"""

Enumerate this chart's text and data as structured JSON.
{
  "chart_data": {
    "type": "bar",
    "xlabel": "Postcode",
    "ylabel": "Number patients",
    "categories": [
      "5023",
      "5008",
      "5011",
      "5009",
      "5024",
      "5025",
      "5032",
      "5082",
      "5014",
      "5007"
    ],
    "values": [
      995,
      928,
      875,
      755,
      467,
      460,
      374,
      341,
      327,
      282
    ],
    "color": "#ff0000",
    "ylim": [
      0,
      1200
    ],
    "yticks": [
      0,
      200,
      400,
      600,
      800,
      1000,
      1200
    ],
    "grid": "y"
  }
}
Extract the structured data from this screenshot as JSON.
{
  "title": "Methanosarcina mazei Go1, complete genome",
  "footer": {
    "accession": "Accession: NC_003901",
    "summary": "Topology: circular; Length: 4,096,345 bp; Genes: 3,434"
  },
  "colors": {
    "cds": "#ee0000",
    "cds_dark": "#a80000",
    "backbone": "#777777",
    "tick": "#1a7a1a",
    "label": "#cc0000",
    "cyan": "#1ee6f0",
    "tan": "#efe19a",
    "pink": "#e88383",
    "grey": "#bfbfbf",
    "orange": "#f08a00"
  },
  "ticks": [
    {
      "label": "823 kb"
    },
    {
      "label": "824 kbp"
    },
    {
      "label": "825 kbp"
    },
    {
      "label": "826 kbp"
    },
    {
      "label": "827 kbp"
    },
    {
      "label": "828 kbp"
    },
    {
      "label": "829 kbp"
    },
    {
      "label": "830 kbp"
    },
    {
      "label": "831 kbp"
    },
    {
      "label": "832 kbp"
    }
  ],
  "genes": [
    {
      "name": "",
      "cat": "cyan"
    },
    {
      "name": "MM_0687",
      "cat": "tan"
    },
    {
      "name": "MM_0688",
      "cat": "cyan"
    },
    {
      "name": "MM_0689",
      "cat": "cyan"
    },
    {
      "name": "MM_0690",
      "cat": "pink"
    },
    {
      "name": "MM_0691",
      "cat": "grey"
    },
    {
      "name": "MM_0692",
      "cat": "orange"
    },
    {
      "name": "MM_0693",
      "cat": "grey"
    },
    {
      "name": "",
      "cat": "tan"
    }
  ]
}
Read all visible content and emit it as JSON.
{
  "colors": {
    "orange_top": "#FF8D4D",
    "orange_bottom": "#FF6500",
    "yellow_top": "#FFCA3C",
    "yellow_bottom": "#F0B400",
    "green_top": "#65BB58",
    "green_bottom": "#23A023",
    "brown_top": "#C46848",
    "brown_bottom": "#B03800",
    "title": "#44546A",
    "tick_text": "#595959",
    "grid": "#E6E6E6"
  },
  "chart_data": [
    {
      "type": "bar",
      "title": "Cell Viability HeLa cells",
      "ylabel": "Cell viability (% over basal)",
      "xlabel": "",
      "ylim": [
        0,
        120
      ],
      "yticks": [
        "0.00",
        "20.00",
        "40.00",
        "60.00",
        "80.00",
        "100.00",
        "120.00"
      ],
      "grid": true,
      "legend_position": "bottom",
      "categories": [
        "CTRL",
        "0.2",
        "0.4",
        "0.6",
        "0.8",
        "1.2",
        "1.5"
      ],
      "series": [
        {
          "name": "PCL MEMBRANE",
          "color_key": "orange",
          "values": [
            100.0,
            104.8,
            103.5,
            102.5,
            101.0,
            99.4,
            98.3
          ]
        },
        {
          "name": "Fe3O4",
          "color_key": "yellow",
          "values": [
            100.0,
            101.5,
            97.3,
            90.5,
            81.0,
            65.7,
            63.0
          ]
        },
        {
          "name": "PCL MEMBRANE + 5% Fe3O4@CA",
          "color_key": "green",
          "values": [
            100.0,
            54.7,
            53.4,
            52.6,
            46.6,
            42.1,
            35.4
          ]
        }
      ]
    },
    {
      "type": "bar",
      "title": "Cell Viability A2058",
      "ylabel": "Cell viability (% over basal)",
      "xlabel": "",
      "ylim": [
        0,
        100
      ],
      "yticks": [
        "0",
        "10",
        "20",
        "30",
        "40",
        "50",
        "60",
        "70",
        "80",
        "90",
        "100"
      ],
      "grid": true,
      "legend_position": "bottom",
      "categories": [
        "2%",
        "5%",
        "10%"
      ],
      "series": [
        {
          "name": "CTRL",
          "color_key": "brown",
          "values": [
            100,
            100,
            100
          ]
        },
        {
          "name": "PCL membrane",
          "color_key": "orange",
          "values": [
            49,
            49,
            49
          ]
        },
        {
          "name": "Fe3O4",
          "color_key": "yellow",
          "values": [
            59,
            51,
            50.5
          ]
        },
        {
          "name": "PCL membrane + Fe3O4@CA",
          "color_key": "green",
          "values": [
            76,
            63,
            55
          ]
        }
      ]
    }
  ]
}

"""

- Exercise instructions
Restate every entry above exactly as it stands.

- Solution to the problem
Enumerate this chart's text and data as structured JSON.
{
  "chart_data": {
    "type": "bar",
    "xlabel": "Postcode",
    "ylabel": "Number patients",
    "categories": [
      "5023",
      "5008",
      "5011",
      "5009",
      "5024",
      "5025",
      "5032",
      "5082",
      "5014",
      "5007"
    ],
    "values": [
      995,
      928,
      875,
      755,
      467,
      460,
      374,
      341,
      327,
      282
    ],
    "color": "#ff0000",
    "ylim": [
      0,
      1200
    ],
    "yticks": [
      0,
      200,
      400,
      600,
      800,
      1000,
      1200
    ],
    "grid": "y"
  }
}
Extract the structured data from this screenshot as JSON.
{
  "title": "Methanosarcina mazei Go1, complete genome",
  "footer": {
    "accession": "Accession: NC_003901",
    "summary": "Topology: circular; Length: 4,096,345 bp; Genes: 3,434"
  },
  "colors": {
    "cds": "#ee0000",
    "cds_dark": "#a80000",
    "backbone": "#777777",
    "tick": "#1a7a1a",
    "label": "#cc0000",
    "cyan": "#1ee6f0",
    "tan": "#efe19a",
    "pink": "#e88383",
    "grey": "#bfbfbf",
    "orange": "#f08a00"
  },
  "ticks": [
    {
      "label": "823 kb"
    },
    {
      "label": "824 kbp"
    },
    {
      "label": "825 kbp"
    },
    {
      "label": "826 kbp"
    },
    {
      "label": "827 kbp"
    },
    {
      "label": "828 kbp"
    },
    {
      "label": "829 kbp"
    },
    {
      "label": "830 kbp"
    },
    {
      "label": "831 kbp"
    },
    {
      "label": "832 kbp"
    }
  ],
  "genes": [
    {
      "name": "",
      "cat": "cyan"
    },
    {
      "name": "MM_0687",
      "cat": "tan"
    },
    {
      "name": "MM_0688",
      "cat": "cyan"
    },
    {
      "name": "MM_0689",
      "cat": "cyan"
    },
    {
      "name": "MM_0690",
      "cat": "pink"
    },
    {
      "name": "MM_0691",
      "cat": "grey"
    },
    {
      "name": "MM_0692",
      "cat": "orange"
    },
    {
      "name": "MM_0693",
      "cat": "grey"
    },
    {
      "name": "",
      "cat": "tan"
    }
  ]
}
Read all visible content and emit it as JSON.
{
  "colors": {
    "orange_top": "#FF8D4D",
    "orange_bottom": "#FF6500",
    "yellow_top": "#FFCA3C",
    "yellow_bottom": "#F0B400",
    "green_top": "#65BB58",
    "green_bottom": "#23A023",
    "brown_top": "#C46848",
    "brown_bottom": "#B03800",
    "title": "#44546A",
    "tick_text": "#595959",
    "grid": "#E6E6E6"
  },
  "chart_data": [
    {
      "type": "bar",
      "title": "Cell Viability HeLa cells",
      "ylabel": "Cell viability (% over basal)",
      "xlabel": "",
      "ylim": [
        0,
        120
      ],
      "yticks": [
        "0.00",
        "20.00",
        "40.00",
        "60.00",
        "80.00",
        "100.00",
        "120.00"
      ],
      "grid": true,
      "legend_position": "bottom",
      "categories": [
        "CTRL",
        "0.2",
        "0.4",
        "0.6",
        "0.8",
        "1.2",
        "1.5"
      ],
      "series": [
        {
          "name": "PCL MEMBRANE",
          "color_key": "orange",
          "values": [
            100.0,
            104.8,
            103.5,
            102.5,
            101.0,
            99.4,
            98.3
          ]
        },
        {
          "name": "Fe3O4",
          "color_key": "yellow",
          "values": [
            100.0,
            101.5,
            97.3,
            90.5,
            81.0,
            65.7,
            63.0
          ]
        },
        {
          "name": "PCL MEMBRANE + 5% Fe3O4@CA",
          "color_key": "green",
          "values": [
            100.0,
            54.7,
            53.4,
            52.6,
            46.6,
            42.1,
            35.4
          ]
        }
      ]
    },
    {
      "type": "bar",
      "title": "Cell Viability A2058",
      "ylabel": "Cell viability (% over basal)",
      "xlabel": "",
      "ylim": [
        0,
        100
      ],
      "yticks": [
        "0",
        "10",
        "20",
        "30",
        "40",
        "50",
        "60",
        "70",
        "80",
        "90",
        "100"
      ],
      "grid": true,
      "legend_position": "bottom",
      "categories": [
        "2%",
        "5%",
        "10%"
      ],
      "series": [
        {
          "name": "CTRL",
          "color_key": "brown",
          "values": [
            100,
            100,
            100
          ]
        },
        {
          "name": "PCL membrane",
          "color_key": "orange",
          "values": [
            49,
            49,
            49
          ]
        },
        {
          "name": "Fe3O4",
          "color_key": "yellow",
          "values": [
            59,
            51,
            50.5
          ]
        },
        {
          "name": "PCL membrane + Fe3O4@CA",
          "color_key": "green",
          "values": [
            76,
            63,
            55
          ]
        }
      ]
    }
  ]
}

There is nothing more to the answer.